EXERCISE DIRECTIONS
Quote the records below in full, exactly as given, with the images taken out.

STORED ROWS

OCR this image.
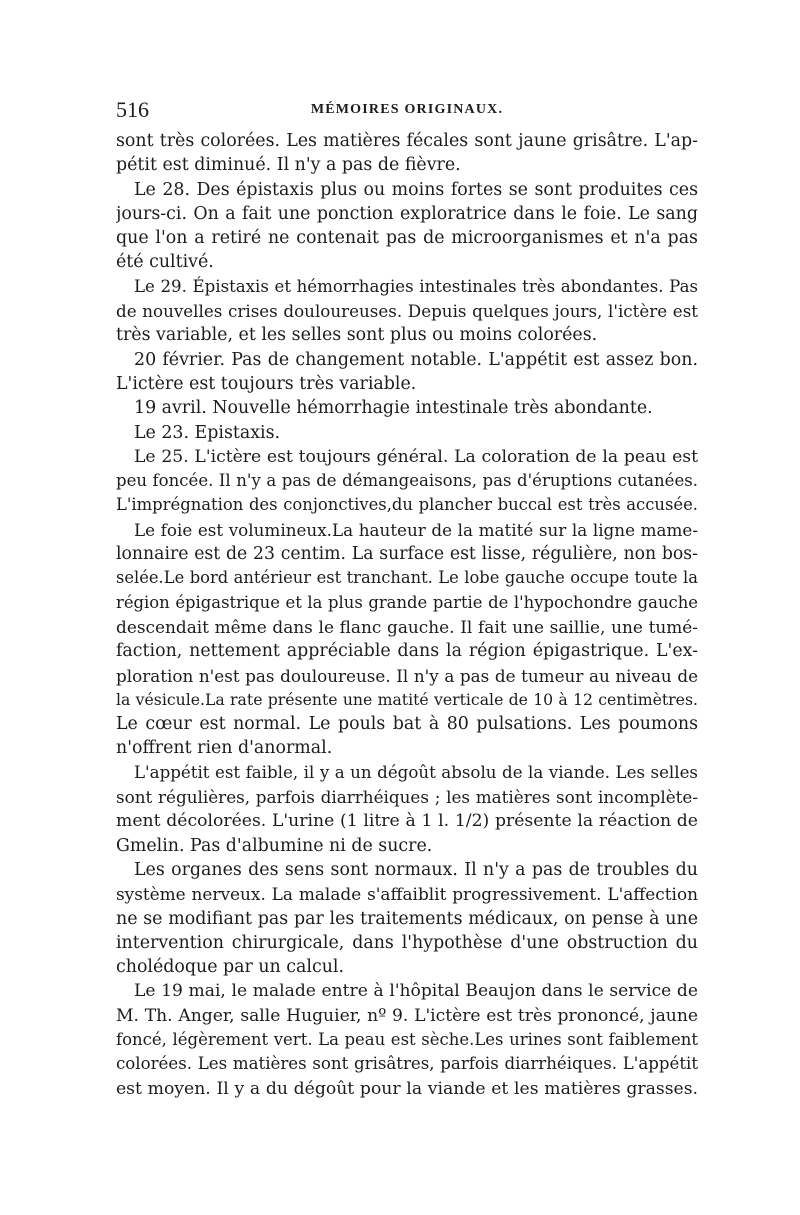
516	MÉMOIRES ORIGINAUX.
sont très colorées. Les matières fécales sont jaune grisâtre. L'ap-
pétit est diminué. Il n'y a pas de fièvre.
Le 28. Des épistaxis plus ou moins fortes se sont produites ces
jours-ci. On a fait une ponction exploratrice dans le foie. Le sang
que l'on a retiré ne contenait pas de microorganismes et n'a pas
été cultivé.
Le 29. Épistaxis et hémorrhagies intestinales très abondantes. Pas
de nouvelles crises douloureuses. Depuis quelques jours, l'ictère est
très variable, et les selles sont plus ou moins colorées.
20 février. Pas de changement notable. L'appétit est assez bon.
L'ictère est toujours très variable.
19 avril. Nouvelle hémorrhagie intestinale très abondante.
Le 23. Epistaxis.
Le 25. L'ictère est toujours général. La coloration de la peau est
peu foncée. Il n'y a pas de démangeaisons, pas d'éruptions cutanées.
L'imprégnation des conjonctives,du plancher buccal est très accusée.
Le foie est volumineux.La hauteur de la matité sur la ligne mame-
lonnaire est de 23 centim. La surface est lisse, régulière, non bos-
selée.Le bord antérieur est tranchant. Le lobe gauche occupe toute la
région épigastrique et la plus grande partie de l'hypochondre gauche
descendait même dans le flanc gauche. Il fait une saillie, une tumé-
faction, nettement appréciable dans la région épigastrique. L'ex-
ploration n'est pas douloureuse. Il n'y a pas de tumeur au niveau de
la vésicule.La rate présente une matité verticale de 10 à 12 centimètres.
Le cœur est normal. Le pouls bat à 80 pulsations. Les poumons
n'offrent rien d'anormal.
L'appétit est faible, il y a un dégoût absolu de la viande. Les selles
sont régulières, parfois diarrhéiques ; les matières sont incomplète-
ment décolorées. L'urine (1 litre à 1 l. 1/2) présente la réaction de
Gmelin. Pas d'albumine ni de sucre.
Les organes des sens sont normaux. Il n'y a pas de troubles du
système nerveux. La malade s'affaiblit progressivement. L'affection
ne se modifiant pas par les traitements médicaux, on pense à une
intervention chirurgicale, dans l'hypothèse d'une obstruction du
cholédoque par un calcul.
Le 19 mai, le malade entre à l'hôpital Beaujon dans le service de
M. Th. Anger, salle Huguier, nº 9. L'ictère est très prononcé, jaune
foncé, légèrement vert. La peau est sèche.Les urines sont faiblement
colorées. Les matières sont grisâtres, parfois diarrhéiques. L'appétit
est moyen. Il y a du dégoût pour la viande et les matières grasses.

THE ANSWER
OCR this image.
516	MÉMOIRES ORIGINAUX.
sont très colorées. Les matières fécales sont jaune grisâtre. L'ap-
pétit est diminué. Il n'y a pas de fièvre.
Le 28. Des épistaxis plus ou moins fortes se sont produites ces
jours-ci. On a fait une ponction exploratrice dans le foie. Le sang
que l'on a retiré ne contenait pas de microorganismes et n'a pas
été cultivé.
Le 29. Épistaxis et hémorrhagies intestinales très abondantes. Pas
de nouvelles crises douloureuses. Depuis quelques jours, l'ictère est
très variable, et les selles sont plus ou moins colorées.
20 février. Pas de changement notable. L'appétit est assez bon.
L'ictère est toujours très variable.
19 avril. Nouvelle hémorrhagie intestinale très abondante.
Le 23. Epistaxis.
Le 25. L'ictère est toujours général. La coloration de la peau est
peu foncée. Il n'y a pas de démangeaisons, pas d'éruptions cutanées.
L'imprégnation des conjonctives,du plancher buccal est très accusée.
Le foie est volumineux.La hauteur de la matité sur la ligne mame-
lonnaire est de 23 centim. La surface est lisse, régulière, non bos-
selée.Le bord antérieur est tranchant. Le lobe gauche occupe toute la
région épigastrique et la plus grande partie de l'hypochondre gauche
descendait même dans le flanc gauche. Il fait une saillie, une tumé-
faction, nettement appréciable dans la région épigastrique. L'ex-
ploration n'est pas douloureuse. Il n'y a pas de tumeur au niveau de
la vésicule.La rate présente une matité verticale de 10 à 12 centimètres.
Le cœur est normal. Le pouls bat à 80 pulsations. Les poumons
n'offrent rien d'anormal.
L'appétit est faible, il y a un dégoût absolu de la viande. Les selles
sont régulières, parfois diarrhéiques ; les matières sont incomplète-
ment décolorées. L'urine (1 litre à 1 l. 1/2) présente la réaction de
Gmelin. Pas d'albumine ni de sucre.
Les organes des sens sont normaux. Il n'y a pas de troubles du
système nerveux. La malade s'affaiblit progressivement. L'affection
ne se modifiant pas par les traitements médicaux, on pense à une
intervention chirurgicale, dans l'hypothèse d'une obstruction du
cholédoque par un calcul.
Le 19 mai, le malade entre à l'hôpital Beaujon dans le service de
M. Th. Anger, salle Huguier, nº 9. L'ictère est très prononcé, jaune
foncé, légèrement vert. La peau est sèche.Les urines sont faiblement
colorées. Les matières sont grisâtres, parfois diarrhéiques. L'appétit
est moyen. Il y a du dégoût pour la viande et les matières grasses.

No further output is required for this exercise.